> [PROVIDED DATA]
++++

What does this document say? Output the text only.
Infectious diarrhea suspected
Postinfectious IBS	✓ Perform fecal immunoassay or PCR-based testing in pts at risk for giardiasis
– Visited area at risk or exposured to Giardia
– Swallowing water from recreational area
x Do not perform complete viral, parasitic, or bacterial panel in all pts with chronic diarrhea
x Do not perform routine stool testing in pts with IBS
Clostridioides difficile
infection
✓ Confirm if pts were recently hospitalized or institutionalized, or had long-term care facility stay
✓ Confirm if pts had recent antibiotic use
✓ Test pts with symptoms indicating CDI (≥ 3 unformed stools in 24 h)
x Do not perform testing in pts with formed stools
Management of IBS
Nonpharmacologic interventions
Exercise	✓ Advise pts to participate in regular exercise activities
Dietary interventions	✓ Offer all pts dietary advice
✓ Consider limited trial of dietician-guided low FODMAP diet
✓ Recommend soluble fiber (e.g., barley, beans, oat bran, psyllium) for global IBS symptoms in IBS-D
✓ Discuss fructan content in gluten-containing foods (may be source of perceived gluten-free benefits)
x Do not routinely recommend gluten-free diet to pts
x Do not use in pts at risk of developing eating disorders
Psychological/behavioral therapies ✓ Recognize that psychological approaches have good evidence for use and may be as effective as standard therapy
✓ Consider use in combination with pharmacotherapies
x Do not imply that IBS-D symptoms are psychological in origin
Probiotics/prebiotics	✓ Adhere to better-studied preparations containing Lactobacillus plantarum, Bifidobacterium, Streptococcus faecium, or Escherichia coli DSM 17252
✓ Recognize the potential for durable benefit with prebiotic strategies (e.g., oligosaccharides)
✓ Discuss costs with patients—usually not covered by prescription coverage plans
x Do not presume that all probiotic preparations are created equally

++++

> [PROMPT] Transcribe each line of the material without any alteration.

> [YOUR SOLUTION]
What does this document say? Output the text only.
Infectious diarrhea suspected
Postinfectious IBS	✓ Perform fecal immunoassay or PCR-based testing in pts at risk for giardiasis
– Visited area at risk or exposured to Giardia
– Swallowing water from recreational area
x Do not perform complete viral, parasitic, or bacterial panel in all pts with chronic diarrhea
x Do not perform routine stool testing in pts with IBS
Clostridioides difficile
infection
✓ Confirm if pts were recently hospitalized or institutionalized, or had long-term care facility stay
✓ Confirm if pts had recent antibiotic use
✓ Test pts with symptoms indicating CDI (≥ 3 unformed stools in 24 h)
x Do not perform testing in pts with formed stools
Management of IBS
Nonpharmacologic interventions
Exercise	✓ Advise pts to participate in regular exercise activities
Dietary interventions	✓ Offer all pts dietary advice
✓ Consider limited trial of dietician-guided low FODMAP diet
✓ Recommend soluble fiber (e.g., barley, beans, oat bran, psyllium) for global IBS symptoms in IBS-D
✓ Discuss fructan content in gluten-containing foods (may be source of perceived gluten-free benefits)
x Do not routinely recommend gluten-free diet to pts
x Do not use in pts at risk of developing eating disorders
Psychological/behavioral therapies ✓ Recognize that psychological approaches have good evidence for use and may be as effective as standard therapy
✓ Consider use in combination with pharmacotherapies
x Do not imply that IBS-D symptoms are psychological in origin
Probiotics/prebiotics	✓ Adhere to better-studied preparations containing Lactobacillus plantarum, Bifidobacterium, Streptococcus faecium, or Escherichia coli DSM 17252
✓ Recognize the potential for durable benefit with prebiotic strategies (e.g., oligosaccharides)
✓ Discuss costs with patients—usually not covered by prescription coverage plans
x Do not presume that all probiotic preparations are created equally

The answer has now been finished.